Keep only the lines of the data below that contain "포함하여", and copy them.

[Saved entries]
——
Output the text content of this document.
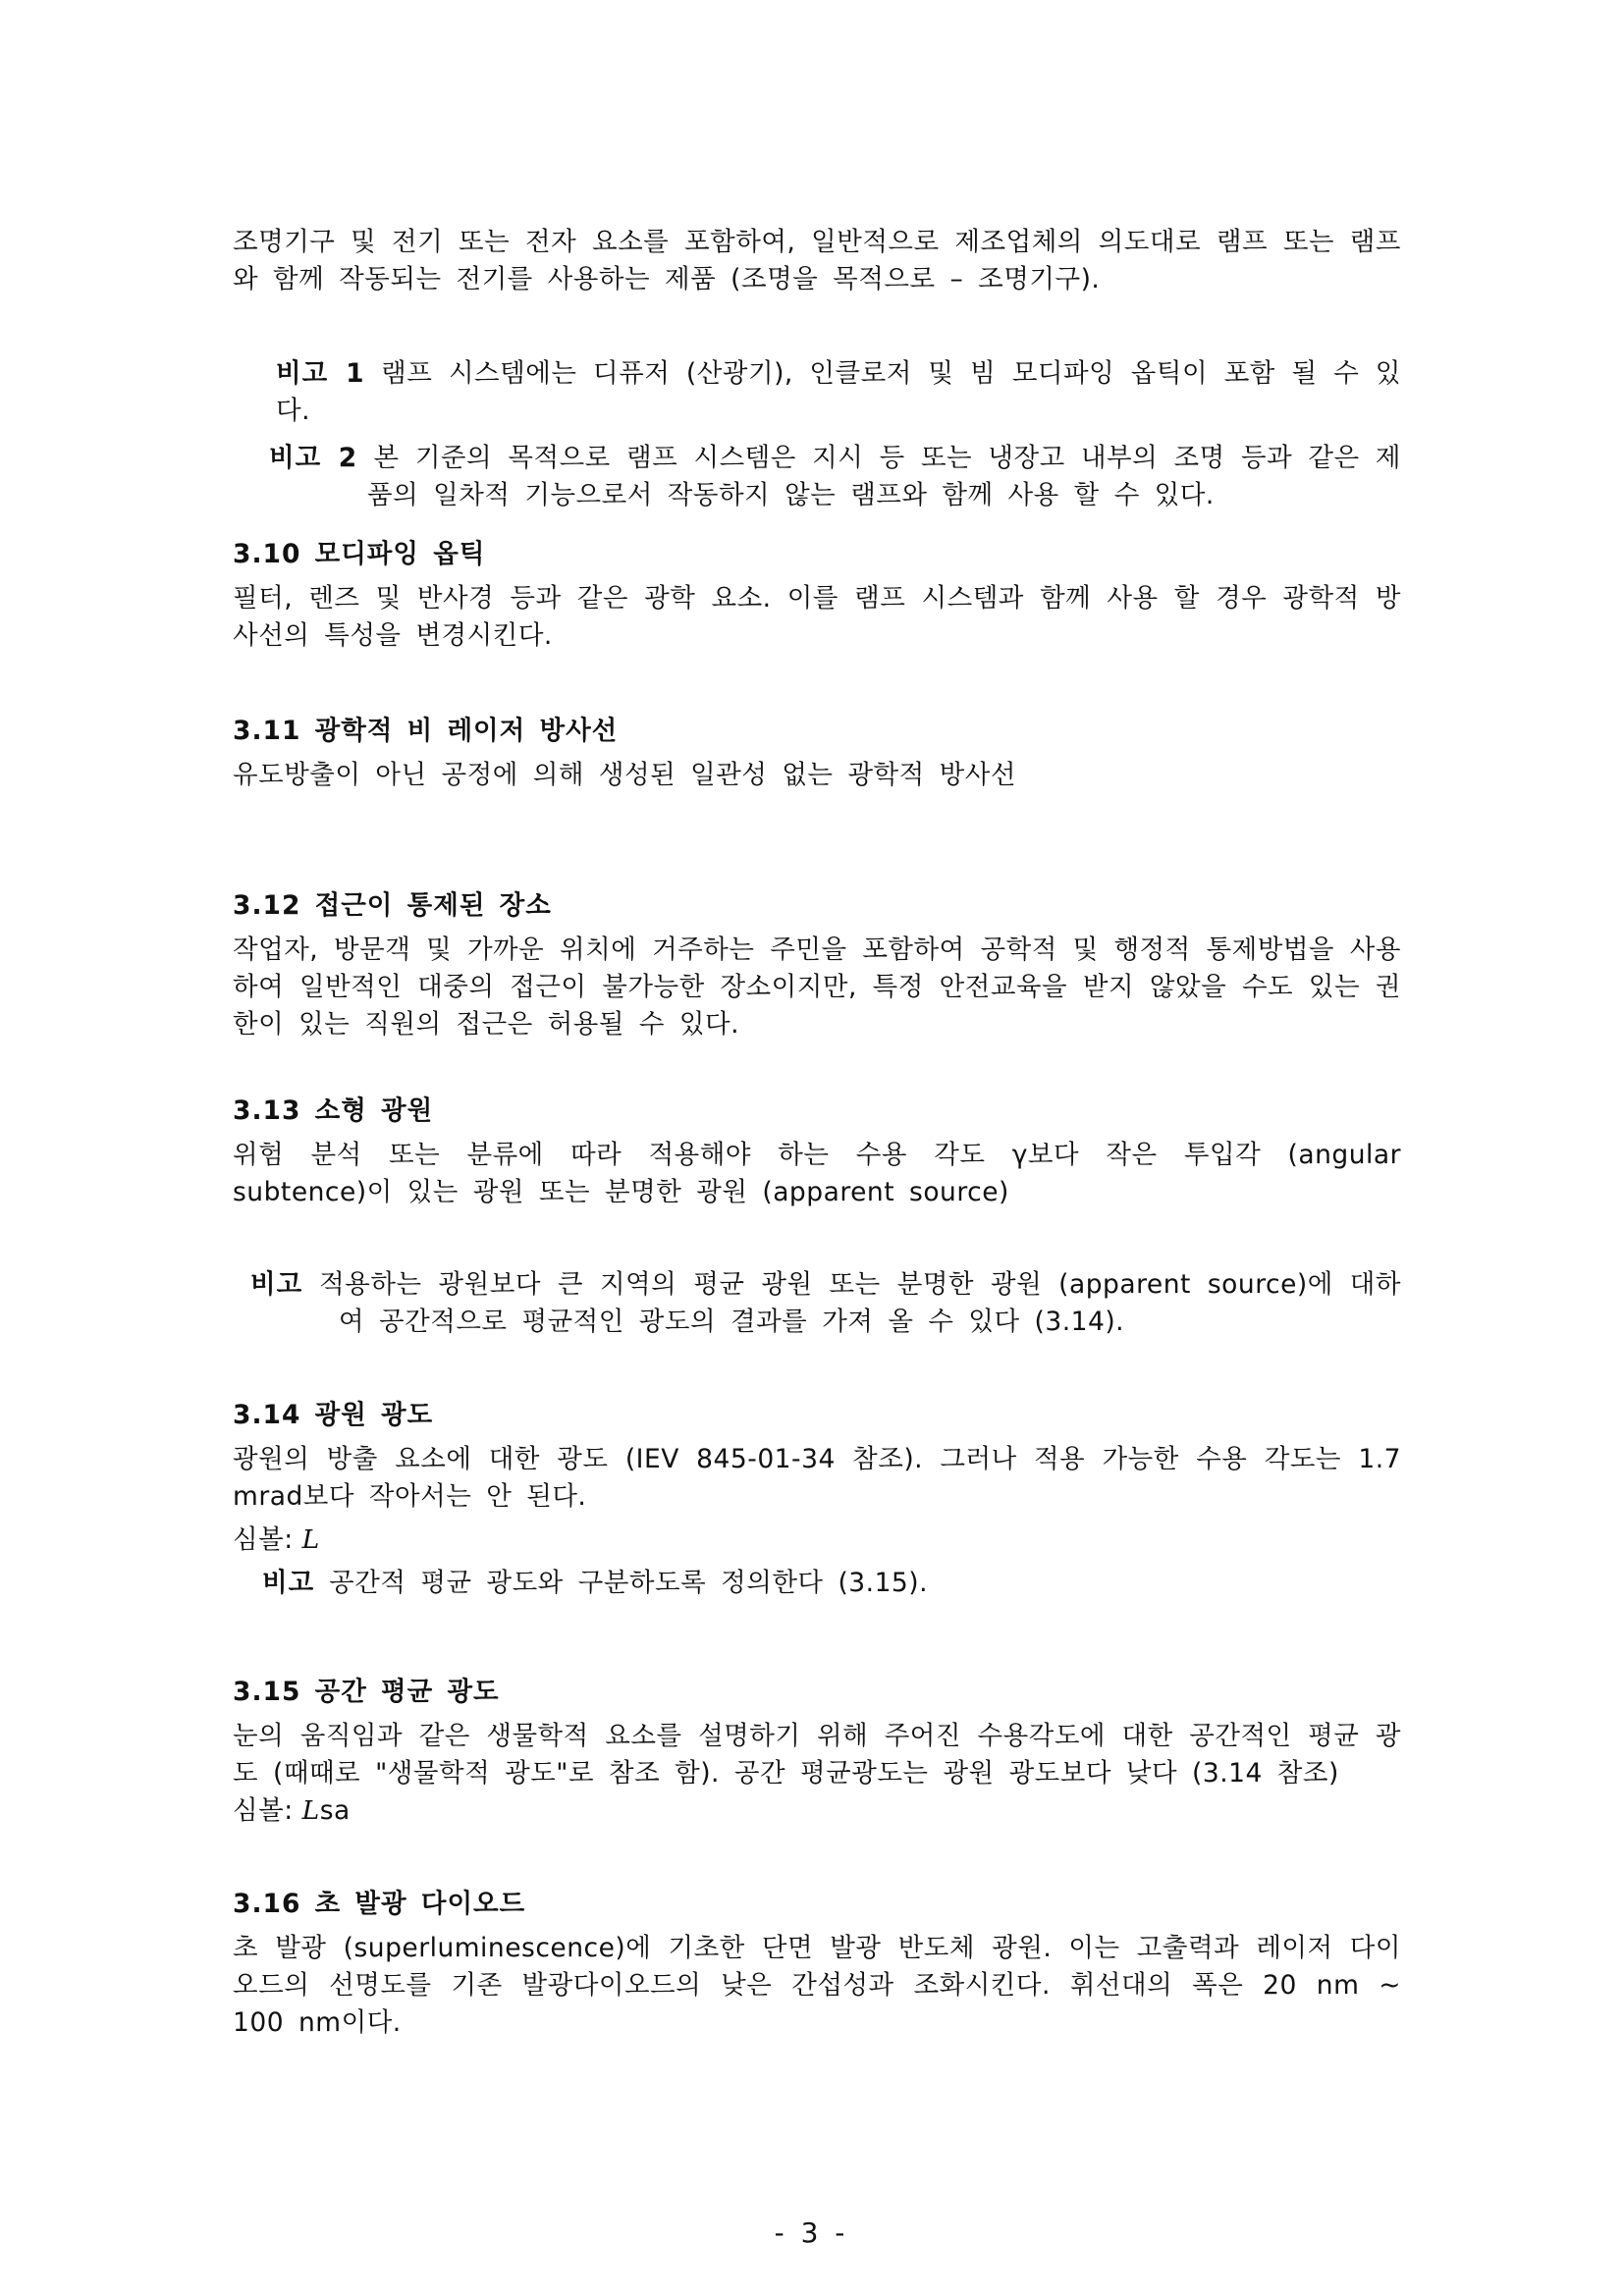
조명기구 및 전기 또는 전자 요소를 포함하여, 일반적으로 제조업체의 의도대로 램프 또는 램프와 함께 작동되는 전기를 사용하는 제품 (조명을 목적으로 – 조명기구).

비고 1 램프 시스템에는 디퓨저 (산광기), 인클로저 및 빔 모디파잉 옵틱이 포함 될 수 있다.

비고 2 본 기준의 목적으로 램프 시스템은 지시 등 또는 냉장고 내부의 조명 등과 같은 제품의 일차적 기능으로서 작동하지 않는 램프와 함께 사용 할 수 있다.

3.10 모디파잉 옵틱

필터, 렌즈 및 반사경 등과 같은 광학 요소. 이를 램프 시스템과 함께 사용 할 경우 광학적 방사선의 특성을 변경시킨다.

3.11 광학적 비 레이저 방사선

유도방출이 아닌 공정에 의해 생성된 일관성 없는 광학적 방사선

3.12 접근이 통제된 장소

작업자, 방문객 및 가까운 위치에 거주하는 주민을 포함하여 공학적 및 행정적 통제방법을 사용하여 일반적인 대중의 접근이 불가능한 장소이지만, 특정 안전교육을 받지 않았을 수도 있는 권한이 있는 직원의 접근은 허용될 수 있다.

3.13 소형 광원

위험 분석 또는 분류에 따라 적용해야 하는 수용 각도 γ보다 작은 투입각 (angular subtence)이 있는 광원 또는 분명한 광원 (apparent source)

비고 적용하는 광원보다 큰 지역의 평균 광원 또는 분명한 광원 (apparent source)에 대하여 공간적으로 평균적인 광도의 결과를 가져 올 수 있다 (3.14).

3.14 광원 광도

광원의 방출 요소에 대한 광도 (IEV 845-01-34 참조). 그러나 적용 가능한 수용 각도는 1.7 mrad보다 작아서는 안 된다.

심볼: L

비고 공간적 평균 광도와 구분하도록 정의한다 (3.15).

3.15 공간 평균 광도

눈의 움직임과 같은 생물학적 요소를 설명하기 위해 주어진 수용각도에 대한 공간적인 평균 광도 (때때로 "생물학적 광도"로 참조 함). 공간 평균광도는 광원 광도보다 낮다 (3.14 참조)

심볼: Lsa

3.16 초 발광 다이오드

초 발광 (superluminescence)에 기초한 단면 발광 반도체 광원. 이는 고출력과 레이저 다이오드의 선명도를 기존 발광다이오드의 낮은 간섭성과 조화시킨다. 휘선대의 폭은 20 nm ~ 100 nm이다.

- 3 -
——
[Written answer]:
조명기구 및 전기 또는 전자 요소를 포함하여, 일반적으로 제조업체의 의도대로 램프 또는 램프와 함께 작동되는 전기를 사용하는 제품 (조명을 목적으로 – 조명기구).
작업자, 방문객 및 가까운 위치에 거주하는 주민을 포함하여 공학적 및 행정적 통제방법을 사용하여 일반적인 대중의 접근이 불가능한 장소이지만, 특정 안전교육을 받지 않았을 수도 있는 권한이 있는 직원의 접근은 허용될 수 있다.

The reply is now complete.